--- START OF Supplied data ---

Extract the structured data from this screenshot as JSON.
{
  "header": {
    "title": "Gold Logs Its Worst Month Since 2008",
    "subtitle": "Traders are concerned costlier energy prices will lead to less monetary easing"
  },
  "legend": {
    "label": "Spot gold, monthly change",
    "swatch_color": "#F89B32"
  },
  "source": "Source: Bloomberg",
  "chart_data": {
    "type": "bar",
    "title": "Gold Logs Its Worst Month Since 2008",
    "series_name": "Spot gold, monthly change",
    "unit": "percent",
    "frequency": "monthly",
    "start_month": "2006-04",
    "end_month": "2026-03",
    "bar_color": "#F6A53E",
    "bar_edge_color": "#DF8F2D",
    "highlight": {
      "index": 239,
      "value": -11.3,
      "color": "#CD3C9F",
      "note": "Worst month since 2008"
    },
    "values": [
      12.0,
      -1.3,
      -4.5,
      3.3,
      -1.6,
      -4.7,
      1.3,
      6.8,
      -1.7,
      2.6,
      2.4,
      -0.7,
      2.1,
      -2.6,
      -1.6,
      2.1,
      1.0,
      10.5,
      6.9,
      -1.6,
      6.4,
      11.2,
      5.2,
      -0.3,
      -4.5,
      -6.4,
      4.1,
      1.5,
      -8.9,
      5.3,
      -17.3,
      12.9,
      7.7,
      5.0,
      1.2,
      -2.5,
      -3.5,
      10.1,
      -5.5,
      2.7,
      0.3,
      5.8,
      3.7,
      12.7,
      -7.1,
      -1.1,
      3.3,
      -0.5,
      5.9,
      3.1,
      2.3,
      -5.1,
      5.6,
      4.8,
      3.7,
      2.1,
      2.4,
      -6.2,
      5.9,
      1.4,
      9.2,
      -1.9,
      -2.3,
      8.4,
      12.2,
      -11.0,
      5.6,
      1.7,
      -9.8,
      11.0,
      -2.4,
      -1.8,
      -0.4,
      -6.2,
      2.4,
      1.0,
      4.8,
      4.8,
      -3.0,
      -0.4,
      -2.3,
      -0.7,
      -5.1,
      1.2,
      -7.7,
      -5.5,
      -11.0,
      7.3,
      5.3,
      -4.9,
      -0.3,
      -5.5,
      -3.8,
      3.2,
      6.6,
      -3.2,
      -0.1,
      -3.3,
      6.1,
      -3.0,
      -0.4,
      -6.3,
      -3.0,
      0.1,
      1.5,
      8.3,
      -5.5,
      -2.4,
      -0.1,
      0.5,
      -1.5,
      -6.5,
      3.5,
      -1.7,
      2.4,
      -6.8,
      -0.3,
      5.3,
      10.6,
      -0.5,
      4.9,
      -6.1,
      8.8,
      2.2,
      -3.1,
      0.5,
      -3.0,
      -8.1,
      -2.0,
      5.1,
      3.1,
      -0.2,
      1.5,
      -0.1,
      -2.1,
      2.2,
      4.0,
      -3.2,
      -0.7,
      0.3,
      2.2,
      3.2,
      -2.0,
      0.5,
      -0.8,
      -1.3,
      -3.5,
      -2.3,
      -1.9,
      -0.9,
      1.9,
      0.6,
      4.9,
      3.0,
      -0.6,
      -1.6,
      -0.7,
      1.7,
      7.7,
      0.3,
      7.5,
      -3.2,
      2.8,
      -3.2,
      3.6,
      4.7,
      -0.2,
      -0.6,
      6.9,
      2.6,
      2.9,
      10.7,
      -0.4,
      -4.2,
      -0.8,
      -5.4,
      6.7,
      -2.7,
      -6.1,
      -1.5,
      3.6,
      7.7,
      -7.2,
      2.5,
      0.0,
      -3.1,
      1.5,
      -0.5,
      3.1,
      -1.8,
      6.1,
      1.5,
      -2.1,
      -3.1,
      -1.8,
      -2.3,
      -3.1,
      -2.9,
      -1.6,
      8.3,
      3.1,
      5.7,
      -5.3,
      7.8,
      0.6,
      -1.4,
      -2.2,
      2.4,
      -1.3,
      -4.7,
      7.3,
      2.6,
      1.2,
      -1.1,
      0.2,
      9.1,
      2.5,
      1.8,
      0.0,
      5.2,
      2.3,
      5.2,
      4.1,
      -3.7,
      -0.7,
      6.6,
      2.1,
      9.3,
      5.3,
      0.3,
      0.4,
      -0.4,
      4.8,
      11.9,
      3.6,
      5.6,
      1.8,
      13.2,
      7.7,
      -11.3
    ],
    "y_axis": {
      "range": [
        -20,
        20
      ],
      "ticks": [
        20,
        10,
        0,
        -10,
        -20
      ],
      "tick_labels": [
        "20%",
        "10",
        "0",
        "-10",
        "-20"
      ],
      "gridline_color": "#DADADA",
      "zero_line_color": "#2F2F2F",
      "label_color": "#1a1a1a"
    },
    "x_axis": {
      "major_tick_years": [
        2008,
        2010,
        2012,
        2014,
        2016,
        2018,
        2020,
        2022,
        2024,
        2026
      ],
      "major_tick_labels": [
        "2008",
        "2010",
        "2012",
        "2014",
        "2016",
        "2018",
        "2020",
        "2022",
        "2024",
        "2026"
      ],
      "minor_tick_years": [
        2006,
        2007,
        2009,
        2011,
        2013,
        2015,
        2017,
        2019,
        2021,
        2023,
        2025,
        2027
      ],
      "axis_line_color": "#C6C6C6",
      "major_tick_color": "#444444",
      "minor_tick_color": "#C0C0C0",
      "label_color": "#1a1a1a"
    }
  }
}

--- END OF Supplied data ---

• What to work on:
Of the lines in the data, how many hold the string "change"? State the number, nothing else.

• Solution to the problem:
2